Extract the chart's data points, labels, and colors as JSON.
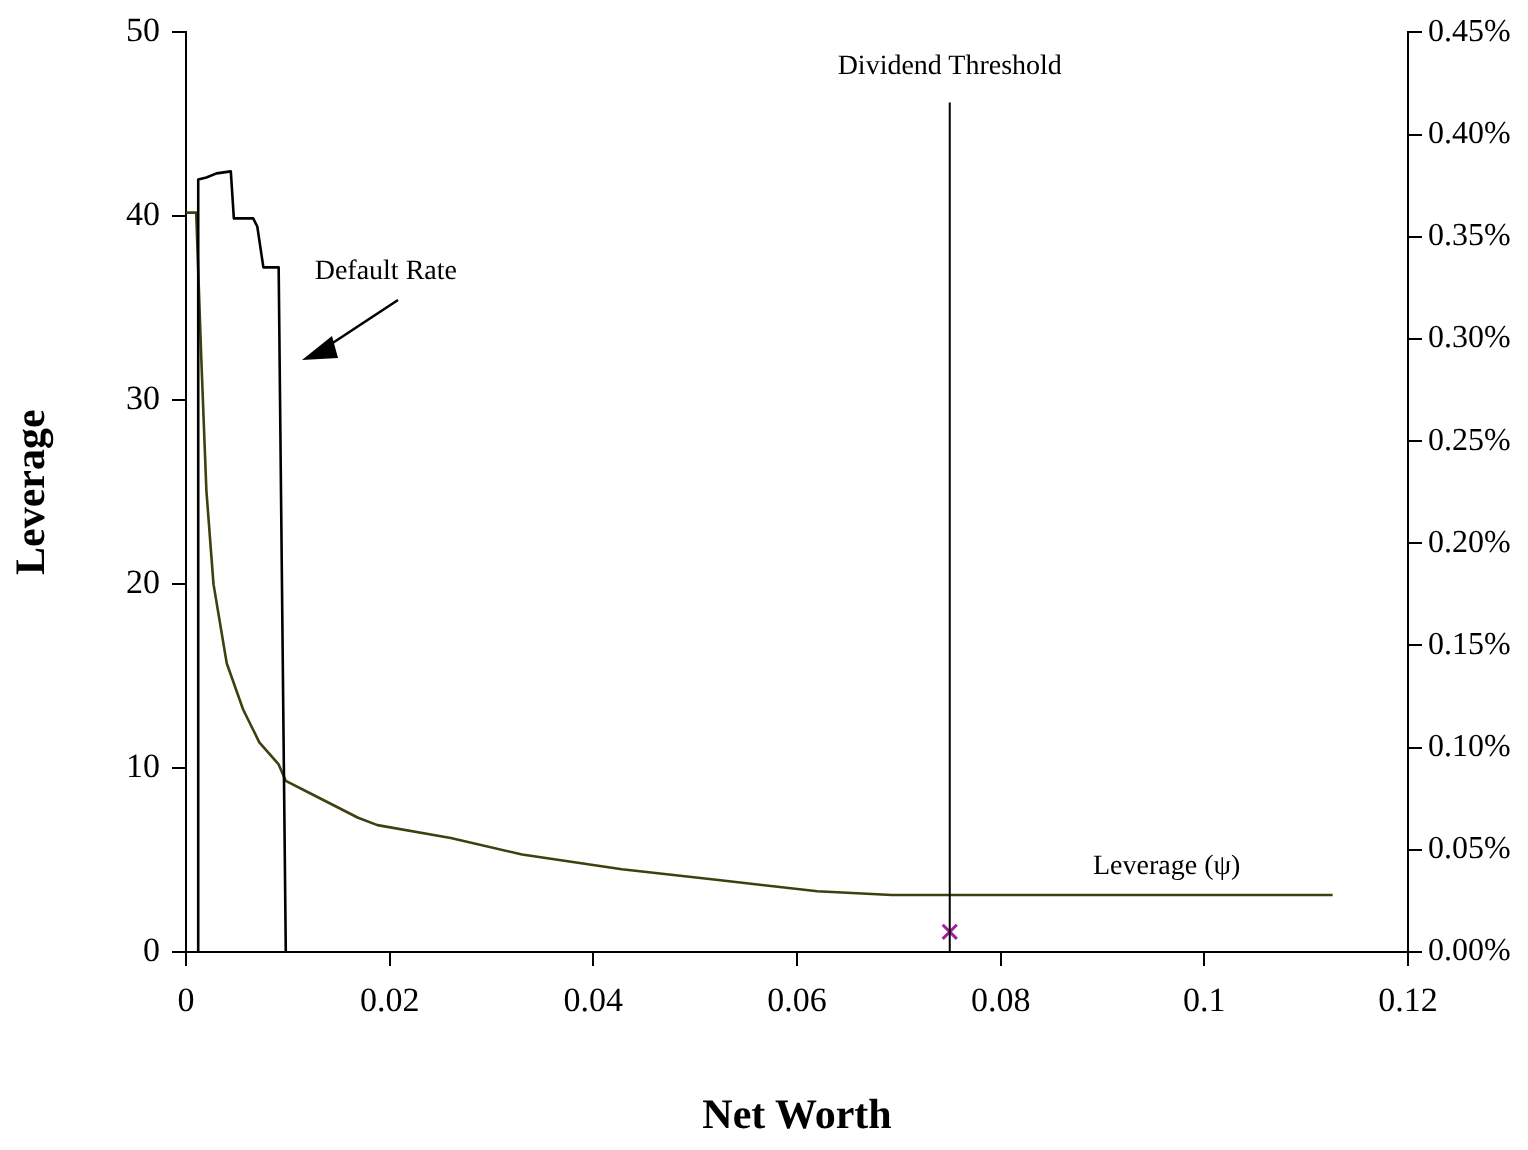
{
  "chart_data": {
    "type": "line",
    "xlabel": "Net Worth",
    "ylabel": "Leverage",
    "xlim": [
      0,
      0.12
    ],
    "xticks": [
      0,
      0.02,
      0.04,
      0.06,
      0.08,
      0.1,
      0.12
    ],
    "ylim": [
      0,
      50
    ],
    "yticks": [
      0,
      10,
      20,
      30,
      40,
      50
    ],
    "y2lim": [
      0,
      0.45
    ],
    "y2ticks": [
      {
        "value": 0,
        "label": "0.00%"
      },
      {
        "value": 0.05,
        "label": "0.05%"
      },
      {
        "value": 0.1,
        "label": "0.10%"
      },
      {
        "value": 0.15,
        "label": "0.15%"
      },
      {
        "value": 0.2,
        "label": "0.20%"
      },
      {
        "value": 0.25,
        "label": "0.25%"
      },
      {
        "value": 0.3,
        "label": "0.30%"
      },
      {
        "value": 0.35,
        "label": "0.35%"
      },
      {
        "value": 0.4,
        "label": "0.40%"
      },
      {
        "value": 0.45,
        "label": "0.45%"
      }
    ],
    "grid": false,
    "legend": false,
    "marker": "none",
    "series": [
      {
        "name": "Default Rate",
        "color": "#000000",
        "axis": "y2",
        "x": [
          0.0012,
          0.0012,
          0.002,
          0.003,
          0.0044,
          0.0047,
          0.0066,
          0.007,
          0.0076,
          0.0091,
          0.0098
        ],
        "values": [
          0,
          0.378,
          0.379,
          0.381,
          0.382,
          0.359,
          0.359,
          0.355,
          0.335,
          0.335,
          0
        ]
      },
      {
        "name": "Leverage (ψ)",
        "color": "#3f3f10",
        "x": [
          0,
          0.001,
          0.0015,
          0.002,
          0.0027,
          0.004,
          0.0056,
          0.0072,
          0.0091,
          0.0098,
          0.013,
          0.0169,
          0.0188,
          0.026,
          0.033,
          0.0428,
          0.0525,
          0.062,
          0.0693,
          0.1126
        ],
        "values": [
          40.2,
          40.2,
          32.3,
          25.1,
          20,
          15.7,
          13.2,
          11.4,
          10.2,
          9.3,
          8.4,
          7.3,
          6.9,
          6.2,
          5.3,
          4.5,
          3.9,
          3.3,
          3.1,
          3.1
        ]
      },
      {
        "type": "scatter",
        "marker": "cross",
        "color": "#a0209f",
        "x": [
          0.075
        ],
        "values": [
          1.1
        ]
      }
    ],
    "ref_lines": [
      {
        "axis": "x",
        "value": 0.075,
        "label": "Dividend Threshold",
        "color": "#000000"
      }
    ]
  }
}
● ● ● ● ● ● ●
> **STATED PROBLEM**
Transcribe the entries above verbatim, omitting their pictures.

> **ANSWER TO THIS PROBLEM**
Extract the chart's data points, labels, and colors as JSON.
{
  "chart_data": {
    "type": "line",
    "xlabel": "Net Worth",
    "ylabel": "Leverage",
    "xlim": [
      0,
      0.12
    ],
    "xticks": [
      0,
      0.02,
      0.04,
      0.06,
      0.08,
      0.1,
      0.12
    ],
    "ylim": [
      0,
      50
    ],
    "yticks": [
      0,
      10,
      20,
      30,
      40,
      50
    ],
    "y2lim": [
      0,
      0.45
    ],
    "y2ticks": [
      {
        "value": 0,
        "label": "0.00%"
      },
      {
        "value": 0.05,
        "label": "0.05%"
      },
      {
        "value": 0.1,
        "label": "0.10%"
      },
      {
        "value": 0.15,
        "label": "0.15%"
      },
      {
        "value": 0.2,
        "label": "0.20%"
      },
      {
        "value": 0.25,
        "label": "0.25%"
      },
      {
        "value": 0.3,
        "label": "0.30%"
      },
      {
        "value": 0.35,
        "label": "0.35%"
      },
      {
        "value": 0.4,
        "label": "0.40%"
      },
      {
        "value": 0.45,
        "label": "0.45%"
      }
    ],
    "grid": false,
    "legend": false,
    "marker": "none",
    "series": [
      {
        "name": "Default Rate",
        "color": "#000000",
        "axis": "y2",
        "x": [
          0.0012,
          0.0012,
          0.002,
          0.003,
          0.0044,
          0.0047,
          0.0066,
          0.007,
          0.0076,
          0.0091,
          0.0098
        ],
        "values": [
          0,
          0.378,
          0.379,
          0.381,
          0.382,
          0.359,
          0.359,
          0.355,
          0.335,
          0.335,
          0
        ]
      },
      {
        "name": "Leverage (ψ)",
        "color": "#3f3f10",
        "x": [
          0,
          0.001,
          0.0015,
          0.002,
          0.0027,
          0.004,
          0.0056,
          0.0072,
          0.0091,
          0.0098,
          0.013,
          0.0169,
          0.0188,
          0.026,
          0.033,
          0.0428,
          0.0525,
          0.062,
          0.0693,
          0.1126
        ],
        "values": [
          40.2,
          40.2,
          32.3,
          25.1,
          20,
          15.7,
          13.2,
          11.4,
          10.2,
          9.3,
          8.4,
          7.3,
          6.9,
          6.2,
          5.3,
          4.5,
          3.9,
          3.3,
          3.1,
          3.1
        ]
      },
      {
        "type": "scatter",
        "marker": "cross",
        "color": "#a0209f",
        "x": [
          0.075
        ],
        "values": [
          1.1
        ]
      }
    ],
    "ref_lines": [
      {
        "axis": "x",
        "value": 0.075,
        "label": "Dividend Threshold",
        "color": "#000000"
      }
    ]
  }
}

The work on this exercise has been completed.